= Set problem =
State how many lines of the entries hold the string "eslint", and output nothing but that count.

— Start of Material shown —

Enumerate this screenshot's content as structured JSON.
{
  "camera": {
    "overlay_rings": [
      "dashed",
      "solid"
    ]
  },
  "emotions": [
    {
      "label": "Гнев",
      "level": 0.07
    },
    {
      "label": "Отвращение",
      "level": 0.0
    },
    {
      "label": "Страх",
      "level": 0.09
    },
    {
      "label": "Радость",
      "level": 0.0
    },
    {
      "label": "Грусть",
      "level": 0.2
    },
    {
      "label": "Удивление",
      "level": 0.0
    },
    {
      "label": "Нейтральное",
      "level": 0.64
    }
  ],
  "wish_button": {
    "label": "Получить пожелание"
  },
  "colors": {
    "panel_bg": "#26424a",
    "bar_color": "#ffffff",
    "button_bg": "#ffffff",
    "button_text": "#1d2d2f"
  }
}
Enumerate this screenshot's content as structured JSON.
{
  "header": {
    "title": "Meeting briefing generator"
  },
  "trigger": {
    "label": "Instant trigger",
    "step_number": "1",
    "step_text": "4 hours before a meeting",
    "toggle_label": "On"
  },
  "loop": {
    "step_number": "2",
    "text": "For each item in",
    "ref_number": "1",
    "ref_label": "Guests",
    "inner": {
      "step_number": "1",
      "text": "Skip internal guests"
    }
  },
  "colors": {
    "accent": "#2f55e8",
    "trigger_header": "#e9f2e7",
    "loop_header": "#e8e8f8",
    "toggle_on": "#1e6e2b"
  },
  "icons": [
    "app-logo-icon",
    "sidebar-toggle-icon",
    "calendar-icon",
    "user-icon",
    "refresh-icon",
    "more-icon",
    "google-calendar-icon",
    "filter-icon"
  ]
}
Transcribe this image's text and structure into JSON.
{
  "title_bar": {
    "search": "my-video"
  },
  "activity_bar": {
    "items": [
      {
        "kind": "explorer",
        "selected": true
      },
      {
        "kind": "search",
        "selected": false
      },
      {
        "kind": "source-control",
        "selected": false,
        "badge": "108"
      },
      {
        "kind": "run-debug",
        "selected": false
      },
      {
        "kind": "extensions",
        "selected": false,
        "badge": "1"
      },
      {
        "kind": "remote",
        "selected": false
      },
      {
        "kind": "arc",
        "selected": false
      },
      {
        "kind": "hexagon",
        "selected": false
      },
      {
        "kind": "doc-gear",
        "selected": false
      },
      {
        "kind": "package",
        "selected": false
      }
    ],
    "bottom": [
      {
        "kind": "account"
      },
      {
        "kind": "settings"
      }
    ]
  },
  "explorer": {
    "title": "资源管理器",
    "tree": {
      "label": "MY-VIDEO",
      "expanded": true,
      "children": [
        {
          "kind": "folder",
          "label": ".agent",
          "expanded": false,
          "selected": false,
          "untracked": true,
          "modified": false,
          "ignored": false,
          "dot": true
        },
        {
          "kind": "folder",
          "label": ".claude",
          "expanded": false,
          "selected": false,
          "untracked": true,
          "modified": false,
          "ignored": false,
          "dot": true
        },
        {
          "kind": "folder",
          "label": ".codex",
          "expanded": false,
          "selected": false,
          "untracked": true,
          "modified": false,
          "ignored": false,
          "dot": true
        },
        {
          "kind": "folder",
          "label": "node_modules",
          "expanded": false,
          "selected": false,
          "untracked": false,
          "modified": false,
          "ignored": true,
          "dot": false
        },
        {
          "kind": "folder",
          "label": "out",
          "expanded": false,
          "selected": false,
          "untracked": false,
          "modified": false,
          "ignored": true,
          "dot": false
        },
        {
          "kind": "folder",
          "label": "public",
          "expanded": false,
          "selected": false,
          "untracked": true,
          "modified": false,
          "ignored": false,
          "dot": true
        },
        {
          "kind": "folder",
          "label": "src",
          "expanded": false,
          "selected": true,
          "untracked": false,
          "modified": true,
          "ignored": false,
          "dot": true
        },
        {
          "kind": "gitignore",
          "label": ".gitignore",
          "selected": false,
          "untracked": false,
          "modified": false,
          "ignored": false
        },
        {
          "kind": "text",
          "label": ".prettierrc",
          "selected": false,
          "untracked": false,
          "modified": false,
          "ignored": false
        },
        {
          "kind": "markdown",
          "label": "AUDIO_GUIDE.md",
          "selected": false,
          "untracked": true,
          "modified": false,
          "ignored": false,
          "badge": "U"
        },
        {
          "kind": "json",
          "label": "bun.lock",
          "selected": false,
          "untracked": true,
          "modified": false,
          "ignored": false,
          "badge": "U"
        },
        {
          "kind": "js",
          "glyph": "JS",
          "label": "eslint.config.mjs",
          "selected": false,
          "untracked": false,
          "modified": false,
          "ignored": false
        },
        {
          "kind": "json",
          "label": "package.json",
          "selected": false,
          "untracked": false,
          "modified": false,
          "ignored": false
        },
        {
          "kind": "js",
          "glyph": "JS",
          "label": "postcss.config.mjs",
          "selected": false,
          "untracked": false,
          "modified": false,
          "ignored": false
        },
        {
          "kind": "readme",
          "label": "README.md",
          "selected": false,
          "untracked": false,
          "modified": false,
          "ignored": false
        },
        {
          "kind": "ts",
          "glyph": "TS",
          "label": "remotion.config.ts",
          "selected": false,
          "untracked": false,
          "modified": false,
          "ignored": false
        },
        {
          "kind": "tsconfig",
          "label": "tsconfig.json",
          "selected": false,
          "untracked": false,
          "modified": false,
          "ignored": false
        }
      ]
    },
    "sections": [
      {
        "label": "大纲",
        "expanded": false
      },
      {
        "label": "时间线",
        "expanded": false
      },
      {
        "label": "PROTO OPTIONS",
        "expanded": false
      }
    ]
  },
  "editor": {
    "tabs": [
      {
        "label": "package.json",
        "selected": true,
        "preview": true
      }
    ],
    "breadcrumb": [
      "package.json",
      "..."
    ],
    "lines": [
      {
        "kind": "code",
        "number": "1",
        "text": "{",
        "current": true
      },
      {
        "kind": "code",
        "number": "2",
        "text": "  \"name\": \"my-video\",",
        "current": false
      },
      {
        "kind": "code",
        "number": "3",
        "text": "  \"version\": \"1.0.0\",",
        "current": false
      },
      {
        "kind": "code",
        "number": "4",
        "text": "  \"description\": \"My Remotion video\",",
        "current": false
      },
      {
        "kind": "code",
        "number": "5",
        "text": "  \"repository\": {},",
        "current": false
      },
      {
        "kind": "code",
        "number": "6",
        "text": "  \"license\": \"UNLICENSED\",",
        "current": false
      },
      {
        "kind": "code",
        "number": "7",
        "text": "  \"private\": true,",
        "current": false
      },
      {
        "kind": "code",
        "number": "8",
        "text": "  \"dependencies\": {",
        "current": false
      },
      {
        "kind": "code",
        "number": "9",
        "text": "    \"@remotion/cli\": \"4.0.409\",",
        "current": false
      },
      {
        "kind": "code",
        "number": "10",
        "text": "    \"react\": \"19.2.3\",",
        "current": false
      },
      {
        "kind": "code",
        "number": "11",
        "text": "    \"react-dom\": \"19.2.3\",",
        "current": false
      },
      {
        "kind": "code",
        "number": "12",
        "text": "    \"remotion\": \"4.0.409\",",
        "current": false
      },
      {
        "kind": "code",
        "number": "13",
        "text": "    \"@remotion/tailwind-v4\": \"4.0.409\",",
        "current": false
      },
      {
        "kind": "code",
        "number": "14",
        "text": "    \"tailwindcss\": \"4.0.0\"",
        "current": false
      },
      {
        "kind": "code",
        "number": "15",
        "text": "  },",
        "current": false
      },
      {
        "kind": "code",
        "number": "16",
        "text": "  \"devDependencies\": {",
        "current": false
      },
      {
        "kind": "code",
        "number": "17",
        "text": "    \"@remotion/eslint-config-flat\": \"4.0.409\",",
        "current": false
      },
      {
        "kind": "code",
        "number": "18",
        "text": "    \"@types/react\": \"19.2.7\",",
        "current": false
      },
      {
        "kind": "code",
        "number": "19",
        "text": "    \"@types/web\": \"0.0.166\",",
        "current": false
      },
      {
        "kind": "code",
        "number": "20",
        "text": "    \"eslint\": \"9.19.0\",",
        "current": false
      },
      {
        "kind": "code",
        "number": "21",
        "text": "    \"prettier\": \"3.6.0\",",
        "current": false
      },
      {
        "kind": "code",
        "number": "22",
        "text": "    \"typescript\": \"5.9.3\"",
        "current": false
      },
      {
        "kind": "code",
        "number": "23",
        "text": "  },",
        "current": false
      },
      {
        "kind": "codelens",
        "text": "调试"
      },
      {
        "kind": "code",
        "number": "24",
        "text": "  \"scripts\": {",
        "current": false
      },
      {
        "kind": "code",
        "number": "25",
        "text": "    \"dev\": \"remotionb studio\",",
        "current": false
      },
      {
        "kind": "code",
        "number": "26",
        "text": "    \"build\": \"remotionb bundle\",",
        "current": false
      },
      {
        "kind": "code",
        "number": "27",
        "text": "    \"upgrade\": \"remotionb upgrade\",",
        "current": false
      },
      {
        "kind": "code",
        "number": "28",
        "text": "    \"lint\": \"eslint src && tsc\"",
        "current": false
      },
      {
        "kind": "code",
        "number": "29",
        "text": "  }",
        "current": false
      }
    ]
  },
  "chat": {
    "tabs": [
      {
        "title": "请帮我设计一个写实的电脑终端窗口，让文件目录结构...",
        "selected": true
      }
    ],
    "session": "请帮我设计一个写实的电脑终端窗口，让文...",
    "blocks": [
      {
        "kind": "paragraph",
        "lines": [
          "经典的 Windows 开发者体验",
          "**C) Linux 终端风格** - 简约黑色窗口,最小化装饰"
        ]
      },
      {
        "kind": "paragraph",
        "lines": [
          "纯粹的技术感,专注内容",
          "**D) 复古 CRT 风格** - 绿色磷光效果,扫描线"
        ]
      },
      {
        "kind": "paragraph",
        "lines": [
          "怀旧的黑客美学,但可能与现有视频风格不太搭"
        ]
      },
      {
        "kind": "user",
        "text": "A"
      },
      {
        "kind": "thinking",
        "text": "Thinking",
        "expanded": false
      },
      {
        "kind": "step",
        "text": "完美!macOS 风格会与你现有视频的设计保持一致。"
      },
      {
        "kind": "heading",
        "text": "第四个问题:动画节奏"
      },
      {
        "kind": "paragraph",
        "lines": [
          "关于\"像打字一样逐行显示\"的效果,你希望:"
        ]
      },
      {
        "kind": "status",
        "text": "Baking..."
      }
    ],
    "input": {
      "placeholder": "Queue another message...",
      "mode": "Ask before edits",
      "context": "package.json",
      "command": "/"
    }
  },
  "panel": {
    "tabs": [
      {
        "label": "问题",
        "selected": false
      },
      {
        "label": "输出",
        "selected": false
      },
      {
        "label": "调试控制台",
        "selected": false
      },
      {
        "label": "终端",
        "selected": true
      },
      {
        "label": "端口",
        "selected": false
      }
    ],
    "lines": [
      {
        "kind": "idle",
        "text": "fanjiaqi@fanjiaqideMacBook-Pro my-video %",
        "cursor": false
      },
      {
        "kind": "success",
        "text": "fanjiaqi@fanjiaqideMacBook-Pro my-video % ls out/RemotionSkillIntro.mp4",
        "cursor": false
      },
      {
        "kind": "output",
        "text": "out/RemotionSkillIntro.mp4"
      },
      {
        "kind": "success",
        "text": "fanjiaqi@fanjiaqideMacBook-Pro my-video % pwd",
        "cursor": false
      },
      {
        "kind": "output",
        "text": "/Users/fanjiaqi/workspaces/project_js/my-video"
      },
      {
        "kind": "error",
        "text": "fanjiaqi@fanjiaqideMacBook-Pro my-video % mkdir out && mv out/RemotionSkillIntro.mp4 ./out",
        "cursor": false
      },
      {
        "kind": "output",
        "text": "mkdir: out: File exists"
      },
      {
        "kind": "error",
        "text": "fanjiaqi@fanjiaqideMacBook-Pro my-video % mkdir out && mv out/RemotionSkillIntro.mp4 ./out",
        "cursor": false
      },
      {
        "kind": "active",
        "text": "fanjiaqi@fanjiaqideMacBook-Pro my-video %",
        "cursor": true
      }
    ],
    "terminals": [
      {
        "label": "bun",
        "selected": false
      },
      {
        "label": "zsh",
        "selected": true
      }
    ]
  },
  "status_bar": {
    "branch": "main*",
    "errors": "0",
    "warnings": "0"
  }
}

— End of Material shown —

= The result =
4